Transcribe the material in full, exactly as written.

Items from a dataset:
++++++++++++++++++++

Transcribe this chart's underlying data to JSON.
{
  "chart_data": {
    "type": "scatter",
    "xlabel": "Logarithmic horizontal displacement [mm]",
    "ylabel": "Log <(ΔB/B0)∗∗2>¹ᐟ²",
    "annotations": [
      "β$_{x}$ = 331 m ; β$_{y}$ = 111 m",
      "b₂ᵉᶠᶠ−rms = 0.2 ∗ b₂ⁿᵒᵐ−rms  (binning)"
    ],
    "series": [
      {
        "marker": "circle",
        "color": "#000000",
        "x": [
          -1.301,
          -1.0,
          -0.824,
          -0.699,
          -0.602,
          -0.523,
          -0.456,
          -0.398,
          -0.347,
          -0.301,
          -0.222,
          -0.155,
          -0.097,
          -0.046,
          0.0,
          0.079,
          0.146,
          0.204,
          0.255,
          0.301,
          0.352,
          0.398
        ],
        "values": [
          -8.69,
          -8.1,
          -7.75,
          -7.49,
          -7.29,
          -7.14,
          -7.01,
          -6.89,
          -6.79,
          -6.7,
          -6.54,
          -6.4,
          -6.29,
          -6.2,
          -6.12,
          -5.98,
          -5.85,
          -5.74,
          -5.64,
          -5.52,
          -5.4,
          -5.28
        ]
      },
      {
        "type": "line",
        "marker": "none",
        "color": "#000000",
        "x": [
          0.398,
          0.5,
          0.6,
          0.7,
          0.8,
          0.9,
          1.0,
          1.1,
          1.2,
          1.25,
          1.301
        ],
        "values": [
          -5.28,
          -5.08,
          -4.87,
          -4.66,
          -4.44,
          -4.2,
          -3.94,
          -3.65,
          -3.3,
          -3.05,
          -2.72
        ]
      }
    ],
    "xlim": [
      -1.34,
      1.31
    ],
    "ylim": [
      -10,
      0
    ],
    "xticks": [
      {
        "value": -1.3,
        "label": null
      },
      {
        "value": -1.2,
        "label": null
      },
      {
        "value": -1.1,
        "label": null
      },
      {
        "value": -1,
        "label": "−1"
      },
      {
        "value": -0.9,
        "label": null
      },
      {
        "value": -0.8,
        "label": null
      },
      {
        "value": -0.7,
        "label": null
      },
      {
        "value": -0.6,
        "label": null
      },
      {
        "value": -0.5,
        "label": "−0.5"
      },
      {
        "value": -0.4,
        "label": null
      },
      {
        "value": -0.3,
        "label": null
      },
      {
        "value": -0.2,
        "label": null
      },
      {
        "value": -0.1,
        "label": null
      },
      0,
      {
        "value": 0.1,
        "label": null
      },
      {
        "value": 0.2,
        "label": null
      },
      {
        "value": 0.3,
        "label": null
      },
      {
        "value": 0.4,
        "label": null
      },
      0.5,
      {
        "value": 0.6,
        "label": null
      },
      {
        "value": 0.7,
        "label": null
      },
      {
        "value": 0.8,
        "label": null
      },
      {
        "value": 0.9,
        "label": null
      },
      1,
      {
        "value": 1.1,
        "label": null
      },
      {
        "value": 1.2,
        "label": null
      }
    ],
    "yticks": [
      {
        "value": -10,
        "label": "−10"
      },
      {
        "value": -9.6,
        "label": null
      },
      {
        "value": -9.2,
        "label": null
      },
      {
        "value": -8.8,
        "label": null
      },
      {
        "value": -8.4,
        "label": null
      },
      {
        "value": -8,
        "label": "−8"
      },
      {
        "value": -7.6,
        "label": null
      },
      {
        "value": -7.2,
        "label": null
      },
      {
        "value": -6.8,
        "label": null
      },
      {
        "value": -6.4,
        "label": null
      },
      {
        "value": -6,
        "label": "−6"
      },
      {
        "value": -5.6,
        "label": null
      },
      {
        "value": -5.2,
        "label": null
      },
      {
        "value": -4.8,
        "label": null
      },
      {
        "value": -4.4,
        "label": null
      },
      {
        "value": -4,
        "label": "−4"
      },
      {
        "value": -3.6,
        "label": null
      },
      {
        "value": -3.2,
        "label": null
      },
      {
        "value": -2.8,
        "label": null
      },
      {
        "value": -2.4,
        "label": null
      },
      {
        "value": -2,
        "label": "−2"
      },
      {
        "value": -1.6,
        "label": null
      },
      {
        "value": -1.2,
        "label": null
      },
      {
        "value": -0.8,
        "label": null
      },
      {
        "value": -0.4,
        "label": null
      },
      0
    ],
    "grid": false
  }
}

++++++++++++++++++++

→ Response to this exercise
Transcribe this chart's underlying data to JSON.
{
  "chart_data": {
    "type": "scatter",
    "xlabel": "Logarithmic horizontal displacement [mm]",
    "ylabel": "Log <(ΔB/B0)∗∗2>¹ᐟ²",
    "annotations": [
      "β$_{x}$ = 331 m ; β$_{y}$ = 111 m",
      "b₂ᵉᶠᶠ−rms = 0.2 ∗ b₂ⁿᵒᵐ−rms  (binning)"
    ],
    "series": [
      {
        "marker": "circle",
        "color": "#000000",
        "x": [
          -1.301,
          -1.0,
          -0.824,
          -0.699,
          -0.602,
          -0.523,
          -0.456,
          -0.398,
          -0.347,
          -0.301,
          -0.222,
          -0.155,
          -0.097,
          -0.046,
          0.0,
          0.079,
          0.146,
          0.204,
          0.255,
          0.301,
          0.352,
          0.398
        ],
        "values": [
          -8.69,
          -8.1,
          -7.75,
          -7.49,
          -7.29,
          -7.14,
          -7.01,
          -6.89,
          -6.79,
          -6.7,
          -6.54,
          -6.4,
          -6.29,
          -6.2,
          -6.12,
          -5.98,
          -5.85,
          -5.74,
          -5.64,
          -5.52,
          -5.4,
          -5.28
        ]
      },
      {
        "type": "line",
        "marker": "none",
        "color": "#000000",
        "x": [
          0.398,
          0.5,
          0.6,
          0.7,
          0.8,
          0.9,
          1.0,
          1.1,
          1.2,
          1.25,
          1.301
        ],
        "values": [
          -5.28,
          -5.08,
          -4.87,
          -4.66,
          -4.44,
          -4.2,
          -3.94,
          -3.65,
          -3.3,
          -3.05,
          -2.72
        ]
      }
    ],
    "xlim": [
      -1.34,
      1.31
    ],
    "ylim": [
      -10,
      0
    ],
    "xticks": [
      {
        "value": -1.3,
        "label": null
      },
      {
        "value": -1.2,
        "label": null
      },
      {
        "value": -1.1,
        "label": null
      },
      {
        "value": -1,
        "label": "−1"
      },
      {
        "value": -0.9,
        "label": null
      },
      {
        "value": -0.8,
        "label": null
      },
      {
        "value": -0.7,
        "label": null
      },
      {
        "value": -0.6,
        "label": null
      },
      {
        "value": -0.5,
        "label": "−0.5"
      },
      {
        "value": -0.4,
        "label": null
      },
      {
        "value": -0.3,
        "label": null
      },
      {
        "value": -0.2,
        "label": null
      },
      {
        "value": -0.1,
        "label": null
      },
      0,
      {
        "value": 0.1,
        "label": null
      },
      {
        "value": 0.2,
        "label": null
      },
      {
        "value": 0.3,
        "label": null
      },
      {
        "value": 0.4,
        "label": null
      },
      0.5,
      {
        "value": 0.6,
        "label": null
      },
      {
        "value": 0.7,
        "label": null
      },
      {
        "value": 0.8,
        "label": null
      },
      {
        "value": 0.9,
        "label": null
      },
      1,
      {
        "value": 1.1,
        "label": null
      },
      {
        "value": 1.2,
        "label": null
      }
    ],
    "yticks": [
      {
        "value": -10,
        "label": "−10"
      },
      {
        "value": -9.6,
        "label": null
      },
      {
        "value": -9.2,
        "label": null
      },
      {
        "value": -8.8,
        "label": null
      },
      {
        "value": -8.4,
        "label": null
      },
      {
        "value": -8,
        "label": "−8"
      },
      {
        "value": -7.6,
        "label": null
      },
      {
        "value": -7.2,
        "label": null
      },
      {
        "value": -6.8,
        "label": null
      },
      {
        "value": -6.4,
        "label": null
      },
      {
        "value": -6,
        "label": "−6"
      },
      {
        "value": -5.6,
        "label": null
      },
      {
        "value": -5.2,
        "label": null
      },
      {
        "value": -4.8,
        "label": null
      },
      {
        "value": -4.4,
        "label": null
      },
      {
        "value": -4,
        "label": "−4"
      },
      {
        "value": -3.6,
        "label": null
      },
      {
        "value": -3.2,
        "label": null
      },
      {
        "value": -2.8,
        "label": null
      },
      {
        "value": -2.4,
        "label": null
      },
      {
        "value": -2,
        "label": "−2"
      },
      {
        "value": -1.6,
        "label": null
      },
      {
        "value": -1.2,
        "label": null
      },
      {
        "value": -0.8,
        "label": null
      },
      {
        "value": -0.4,
        "label": null
      },
      0
    ],
    "grid": false
  }
}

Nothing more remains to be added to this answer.